§ Set problem
Leave the pictures out, and retype all of the material exactly as written.

Stored entries
━━━━━━━━━━━━━━━━
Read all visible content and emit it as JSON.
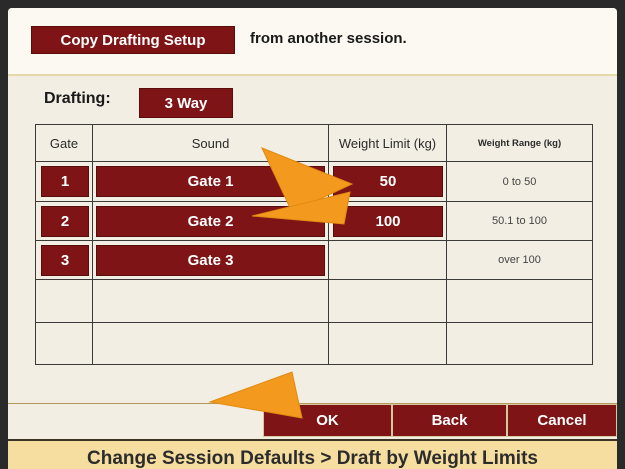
{
  "header": {
    "copy_button_label": "Copy Drafting Setup",
    "copy_suffix_text": "from another session."
  },
  "drafting": {
    "label": "Drafting:",
    "mode": "3 Way"
  },
  "table": {
    "headers": {
      "gate": "Gate",
      "sound": "Sound",
      "weight_limit": "Weight Limit (kg)",
      "weight_range": "Weight Range (kg)"
    },
    "rows": [
      {
        "gate": "1",
        "sound": "Gate 1",
        "weight_limit": "50",
        "weight_range": "0 to 50"
      },
      {
        "gate": "2",
        "sound": "Gate 2",
        "weight_limit": "100",
        "weight_range": "50.1 to 100"
      },
      {
        "gate": "3",
        "sound": "Gate 3",
        "weight_limit": "",
        "weight_range": "over 100"
      }
    ]
  },
  "buttons": {
    "ok": "OK",
    "back": "Back",
    "cancel": "Cancel"
  },
  "status_bar": {
    "text": "Change Session Defaults > Draft by Weight Limits"
  },
  "colors": {
    "button_red": "#7f1416",
    "pointer_orange": "#f39a1e",
    "status_yellow": "#f6dea1"
  }
}
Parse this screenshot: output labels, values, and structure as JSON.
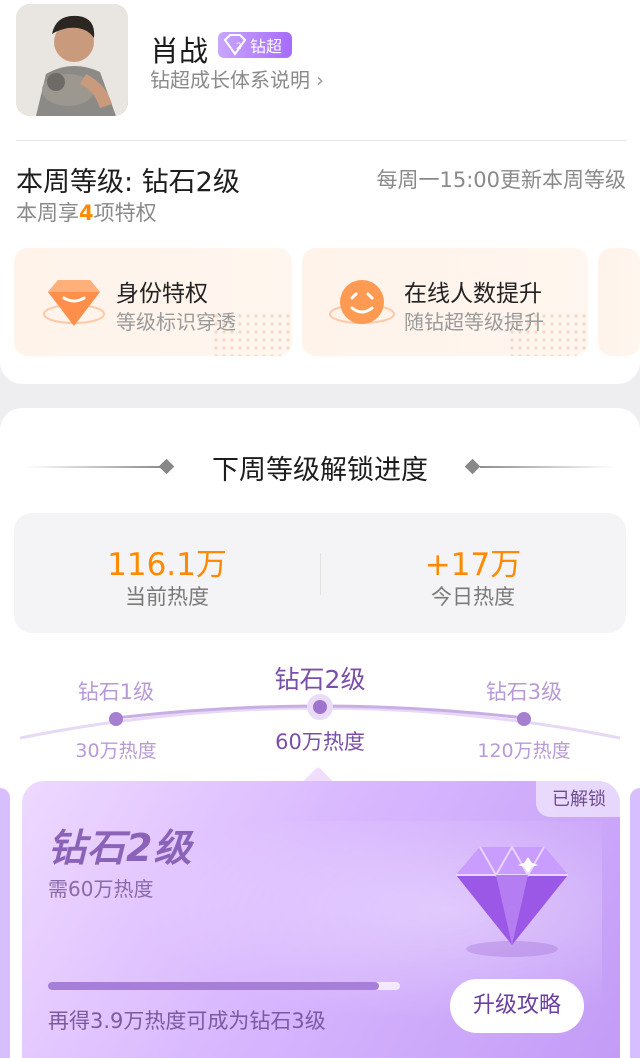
{
  "profile": {
    "name": "肖战",
    "badge_text": "钻超",
    "explain_link": "钻超成长体系说明",
    "chevron": "›"
  },
  "this_week": {
    "title": "本周等级: 钻石2级",
    "update_note": "每周一15:00更新本周等级",
    "privilege_prefix": "本周享",
    "privilege_count": "4",
    "privilege_suffix": "项特权"
  },
  "perks": [
    {
      "title": "身份特权",
      "subtitle": "等级标识穿透",
      "icon": "gem-shield-icon"
    },
    {
      "title": "在线人数提升",
      "subtitle": "随钻超等级提升",
      "icon": "smile-face-icon"
    }
  ],
  "progress": {
    "section_title": "下周等级解锁进度",
    "current_heat_value": "116.1万",
    "current_heat_label": "当前热度",
    "today_heat_value": "+17万",
    "today_heat_label": "今日热度"
  },
  "levels": [
    {
      "name": "钻石1级",
      "heat": "30万热度",
      "active": false
    },
    {
      "name": "钻石2级",
      "heat": "60万热度",
      "active": true
    },
    {
      "name": "钻石3级",
      "heat": "120万热度",
      "active": false
    }
  ],
  "level_card": {
    "status_tag": "已解锁",
    "level_name": "钻石2级",
    "requirement": "需60万热度",
    "progress_fraction": 0.94,
    "remaining_text": "再得3.9万热度可成为钻石3级",
    "guide_button": "升级攻略"
  },
  "colors": {
    "accent_orange": "#ff8a00",
    "purple": "#a66bff",
    "level_text": "#8a63b8"
  }
}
━━━━━━━━━━━━━━━━
§ Exercise result
Read all visible content and emit it as JSON.
{
  "header": {
    "copy_button_label": "Copy Drafting Setup",
    "copy_suffix_text": "from another session."
  },
  "drafting": {
    "label": "Drafting:",
    "mode": "3 Way"
  },
  "table": {
    "headers": {
      "gate": "Gate",
      "sound": "Sound",
      "weight_limit": "Weight Limit (kg)",
      "weight_range": "Weight Range (kg)"
    },
    "rows": [
      {
        "gate": "1",
        "sound": "Gate 1",
        "weight_limit": "50",
        "weight_range": "0 to 50"
      },
      {
        "gate": "2",
        "sound": "Gate 2",
        "weight_limit": "100",
        "weight_range": "50.1 to 100"
      },
      {
        "gate": "3",
        "sound": "Gate 3",
        "weight_limit": "",
        "weight_range": "over 100"
      }
    ]
  },
  "buttons": {
    "ok": "OK",
    "back": "Back",
    "cancel": "Cancel"
  },
  "status_bar": {
    "text": "Change Session Defaults > Draft by Weight Limits"
  },
  "colors": {
    "button_red": "#7f1416",
    "pointer_orange": "#f39a1e",
    "status_yellow": "#f6dea1"
  }
}
Parse this screenshot: output labels, values, and structure as JSON.
{
  "profile": {
    "name": "肖战",
    "badge_text": "钻超",
    "explain_link": "钻超成长体系说明",
    "chevron": "›"
  },
  "this_week": {
    "title": "本周等级: 钻石2级",
    "update_note": "每周一15:00更新本周等级",
    "privilege_prefix": "本周享",
    "privilege_count": "4",
    "privilege_suffix": "项特权"
  },
  "perks": [
    {
      "title": "身份特权",
      "subtitle": "等级标识穿透",
      "icon": "gem-shield-icon"
    },
    {
      "title": "在线人数提升",
      "subtitle": "随钻超等级提升",
      "icon": "smile-face-icon"
    }
  ],
  "progress": {
    "section_title": "下周等级解锁进度",
    "current_heat_value": "116.1万",
    "current_heat_label": "当前热度",
    "today_heat_value": "+17万",
    "today_heat_label": "今日热度"
  },
  "levels": [
    {
      "name": "钻石1级",
      "heat": "30万热度",
      "active": false
    },
    {
      "name": "钻石2级",
      "heat": "60万热度",
      "active": true
    },
    {
      "name": "钻石3级",
      "heat": "120万热度",
      "active": false
    }
  ],
  "level_card": {
    "status_tag": "已解锁",
    "level_name": "钻石2级",
    "requirement": "需60万热度",
    "progress_fraction": 0.94,
    "remaining_text": "再得3.9万热度可成为钻石3级",
    "guide_button": "升级攻略"
  },
  "colors": {
    "accent_orange": "#ff8a00",
    "purple": "#a66bff",
    "level_text": "#8a63b8"
  }
}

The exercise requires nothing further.